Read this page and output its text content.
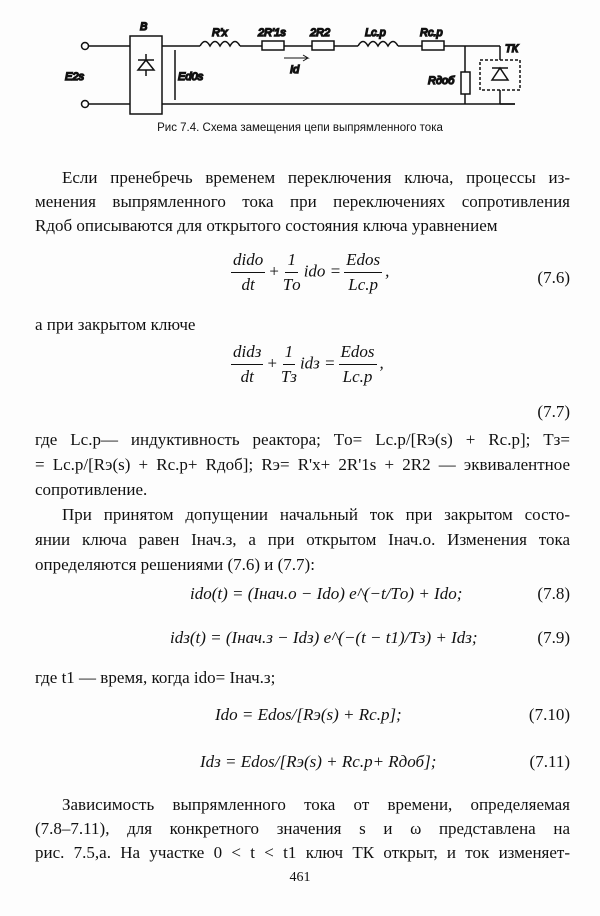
B
E2s	Ed0s
R'x	2R'1s 2R2	Lс.р	Rс.р
Id
Rдоб
ТК
Рис 7.4. Схема замещения цепи выпрямленного тока
Если пренебречь временем переключения ключа, процессы из-
менения выпрямленного тока при переключениях сопротивления
Rдоб описываются для открытого состояния ключа уравнением
$\frac{\text{didо}}{dt} + \frac{1}{Tо}$ idо = $\frac{\text{Edоs}}{Lс.р}$ ,	(7.6)
а при закрытом ключе
$\frac{\text{didз}}{dt} + \frac{1}{Tз}$ idз = $\frac{\text{Edоs}}{Lс.р}$ ,
(7.7)
где Lс.р— индуктивность реактора; Tо= Lс.р/[Rэ(s) + Rс.р]; Tз=
= Lс.р/[Rэ(s) + Rс.р+ Rдоб]; Rэ= R'x+ 2R'1s + 2R2 — эквивалентное
сопротивление.
При принятом допущении начальный ток при закрытом состо-
янии ключа равен Iнач.з, а при открытом Iнач.о. Изменения тока
определяются решениями (7.6) и (7.7):
idо(t) = (Iнач.о − Idо) e^(−t/Tо) + Idо;	(7.8)
idз(t) = (Iнач.з − Idз) e^(−(t − t1)/Tз) + Idз;	(7.9)
где t1 — время, когда idо= Iнач.з;
Idо = Edоs/[Rэ(s) + Rс.р];	(7.10)
Idз = Edоs/[Rэ(s) + Rс.р+ Rдоб];	(7.11)
Зависимость выпрямленного тока от времени, определяемая
(7.8–7.11), для конкретного значения s и ω представлена на
рис. 7.5,а. На участке 0 < t < t1 ключ ТК открыт, и ток изменяет-
461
▬▬▬
Work to complete: Report each line in the data that holds the word "Edоs".

Task solution:
$\frac{\text{didо}}{dt} + \frac{1}{Tо}$ idо = $\frac{\text{Edоs}}{Lс.р}$ ,	(7.6)
$\frac{\text{didз}}{dt} + \frac{1}{Tз}$ idз = $\frac{\text{Edоs}}{Lс.р}$ ,
Idо = Edоs/[Rэ(s) + Rс.р];	(7.10)
Idз = Edоs/[Rэ(s) + Rс.р+ Rдоб];	(7.11)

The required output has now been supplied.